Qué harás.
a – Según el texto sobre las previsiones económicas, ¿qué porcentaje de las recesiones mundiales de los últimos treinta años logró prever el FMI?
b – Prolonga el texto sobre las previsiones económicas a partir de su última frase.

Texto analizado.
----

Ya no les llamamos augurios ni adivinación, hoy son previsiones macroeconómicas, markets outlooks… ¿Cuántos artículos o documentos se publican cada año con previsiones de cómo serán los meses siguientes? Gobiernos, organismos institucionales, centros de estudios, empresas, etc. generan anualmente infinidad de documentos en los que tratan de entrever cómo se comportarán las economías, los mercados, los diferentes activos, las empresas… Hace poco me llamó mucho la atención una cosa que escuché a Diego Valero, quien decía que el Nobel de Economía Robert J. Shiller explica en su último libro que, por ejemplo, el Fondo Monetario Internacional, el famoso FMI, tan solo ha sido capaz de prever un 3,5% del total de las recesiones mundiales en los últimos treinta años. Y aun así, pese a que sabemos que es imposible adivinar el futuro, seguimos intentándolo una y otra vez.

----

Datos sin procesar.
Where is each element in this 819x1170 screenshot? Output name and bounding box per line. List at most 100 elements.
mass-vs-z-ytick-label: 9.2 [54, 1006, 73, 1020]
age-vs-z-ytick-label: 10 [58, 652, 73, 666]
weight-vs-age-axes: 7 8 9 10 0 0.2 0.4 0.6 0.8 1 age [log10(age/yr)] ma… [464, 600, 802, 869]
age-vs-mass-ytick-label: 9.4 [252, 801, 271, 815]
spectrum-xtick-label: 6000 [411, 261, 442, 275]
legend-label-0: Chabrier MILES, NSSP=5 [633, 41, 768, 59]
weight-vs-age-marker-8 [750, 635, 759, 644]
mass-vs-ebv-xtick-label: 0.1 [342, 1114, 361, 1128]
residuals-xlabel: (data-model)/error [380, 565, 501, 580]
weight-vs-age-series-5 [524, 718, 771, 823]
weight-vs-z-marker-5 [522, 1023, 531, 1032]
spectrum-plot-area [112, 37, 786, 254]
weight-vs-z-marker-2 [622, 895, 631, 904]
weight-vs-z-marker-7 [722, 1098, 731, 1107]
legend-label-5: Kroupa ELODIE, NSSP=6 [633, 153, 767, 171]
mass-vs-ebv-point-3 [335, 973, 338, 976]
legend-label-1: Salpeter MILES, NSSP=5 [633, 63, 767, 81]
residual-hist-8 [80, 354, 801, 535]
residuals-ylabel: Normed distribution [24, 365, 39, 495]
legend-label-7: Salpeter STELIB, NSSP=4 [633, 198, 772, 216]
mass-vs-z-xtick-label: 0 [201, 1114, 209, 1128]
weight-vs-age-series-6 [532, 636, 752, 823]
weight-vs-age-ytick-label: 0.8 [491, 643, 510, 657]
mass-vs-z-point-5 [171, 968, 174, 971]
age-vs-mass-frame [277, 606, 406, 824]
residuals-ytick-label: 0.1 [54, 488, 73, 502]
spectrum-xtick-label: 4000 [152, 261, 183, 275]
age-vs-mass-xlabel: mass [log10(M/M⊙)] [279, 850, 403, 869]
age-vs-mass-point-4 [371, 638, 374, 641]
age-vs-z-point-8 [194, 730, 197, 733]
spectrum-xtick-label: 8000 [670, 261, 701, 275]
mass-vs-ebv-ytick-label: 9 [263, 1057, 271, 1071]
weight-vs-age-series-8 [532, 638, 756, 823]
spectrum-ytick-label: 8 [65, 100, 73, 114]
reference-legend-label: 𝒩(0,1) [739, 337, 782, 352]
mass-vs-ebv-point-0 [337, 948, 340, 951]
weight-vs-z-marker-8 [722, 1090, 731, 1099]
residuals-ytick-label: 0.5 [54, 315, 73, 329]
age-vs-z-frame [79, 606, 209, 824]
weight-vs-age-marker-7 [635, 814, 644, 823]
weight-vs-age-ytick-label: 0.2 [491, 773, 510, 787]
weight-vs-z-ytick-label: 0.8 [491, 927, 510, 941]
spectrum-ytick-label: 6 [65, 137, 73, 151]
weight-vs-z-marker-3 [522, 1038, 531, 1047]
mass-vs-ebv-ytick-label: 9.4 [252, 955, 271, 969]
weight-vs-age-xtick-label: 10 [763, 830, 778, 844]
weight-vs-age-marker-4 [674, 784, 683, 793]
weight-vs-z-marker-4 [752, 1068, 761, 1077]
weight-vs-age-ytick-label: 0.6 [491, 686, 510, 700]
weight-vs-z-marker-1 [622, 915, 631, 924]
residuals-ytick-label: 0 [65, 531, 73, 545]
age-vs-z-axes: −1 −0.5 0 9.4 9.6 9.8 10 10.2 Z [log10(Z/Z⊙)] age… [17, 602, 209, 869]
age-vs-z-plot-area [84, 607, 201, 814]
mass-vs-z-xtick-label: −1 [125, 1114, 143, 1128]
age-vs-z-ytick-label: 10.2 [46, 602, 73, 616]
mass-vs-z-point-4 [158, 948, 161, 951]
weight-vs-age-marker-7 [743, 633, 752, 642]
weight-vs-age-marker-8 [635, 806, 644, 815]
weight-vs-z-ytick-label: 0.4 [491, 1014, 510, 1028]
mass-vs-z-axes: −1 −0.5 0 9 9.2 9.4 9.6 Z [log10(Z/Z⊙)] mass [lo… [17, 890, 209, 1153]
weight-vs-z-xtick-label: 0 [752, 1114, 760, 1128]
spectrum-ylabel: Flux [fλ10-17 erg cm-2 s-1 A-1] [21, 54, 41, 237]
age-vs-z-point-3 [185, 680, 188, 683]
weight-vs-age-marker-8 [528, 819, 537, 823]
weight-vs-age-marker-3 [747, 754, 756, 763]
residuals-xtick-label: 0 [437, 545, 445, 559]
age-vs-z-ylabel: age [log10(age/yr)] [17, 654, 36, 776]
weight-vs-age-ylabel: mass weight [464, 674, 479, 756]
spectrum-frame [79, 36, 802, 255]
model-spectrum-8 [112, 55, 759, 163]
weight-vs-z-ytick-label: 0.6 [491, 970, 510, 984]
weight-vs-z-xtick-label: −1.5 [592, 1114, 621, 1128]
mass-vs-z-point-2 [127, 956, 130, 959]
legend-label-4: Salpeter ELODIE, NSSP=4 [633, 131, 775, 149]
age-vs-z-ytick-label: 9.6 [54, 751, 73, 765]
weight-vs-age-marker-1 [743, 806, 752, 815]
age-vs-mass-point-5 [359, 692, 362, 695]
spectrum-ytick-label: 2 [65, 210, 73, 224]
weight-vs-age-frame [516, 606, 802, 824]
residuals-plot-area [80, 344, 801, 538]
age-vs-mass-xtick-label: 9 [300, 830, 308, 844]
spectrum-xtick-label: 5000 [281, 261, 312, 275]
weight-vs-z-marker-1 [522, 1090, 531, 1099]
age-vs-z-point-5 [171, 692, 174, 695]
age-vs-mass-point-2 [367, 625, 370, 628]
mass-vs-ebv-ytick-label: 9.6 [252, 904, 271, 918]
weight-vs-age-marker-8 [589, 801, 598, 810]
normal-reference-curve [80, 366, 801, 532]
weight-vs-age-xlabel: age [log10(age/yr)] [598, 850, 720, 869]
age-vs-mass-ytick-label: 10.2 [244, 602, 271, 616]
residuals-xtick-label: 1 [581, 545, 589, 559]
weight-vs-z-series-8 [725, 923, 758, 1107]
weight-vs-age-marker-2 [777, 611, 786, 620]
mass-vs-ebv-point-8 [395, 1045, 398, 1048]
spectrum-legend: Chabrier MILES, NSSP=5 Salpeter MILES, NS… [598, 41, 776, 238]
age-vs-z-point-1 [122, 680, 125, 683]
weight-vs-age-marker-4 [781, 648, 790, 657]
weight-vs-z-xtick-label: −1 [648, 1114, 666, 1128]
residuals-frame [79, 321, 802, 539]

----

Resultados del ejercicio.
a – Un 3,5%.

b –
Cuando hablamos del mundo de las finanzas hemos visto cómo, en la inmensa mayoría de los casos, este esfuerzo no consigue el resultado buscado. Los mercados financieros son muy complejos y las variables que impactan sobre ellos son múltiples: cambios políticos, cambios en las políticas monetarias o fiscales y cambios industriales o comerciales, innovaciones, eventos geopolíticos… Pero no solo los anteriores tienen influencia, otro elemento que pesa en ese intento de adivinar es la información asimétrica que explica la diferente cualidad de información a la que puede acceder un operador de mercado respecto el público en general, y eso sin contar los elementos francamente imprevisibles.

La historia de las finanzas está plagada de eventos que han condicionado los movimientos y la volatilidad de los mercados. Ningún economista o analista financiero había previsto un 11-S, una quiebra como la de Lehman Brothers, el covid, el atasco de un gigantesco portacontenedores en el canal de Suez o la guerra de Ucrania.

Por todo eso, los profesionales de las finanzas tenemos muy claro que el futuro es imprevisible. Sin embargo, lo que sí está al alcance de nuestra mano es prepararnos para diferentes escenarios y asumir que siempre habrá un elevado porcentaje de incertidumbre que requerirá de sangre fría y flexibilidad para afrontarlo. Y que, en todo caso, cualquier previsión sobre lo que pueda suceder la debemos tomar siempre con una sana dosis de escepticismo.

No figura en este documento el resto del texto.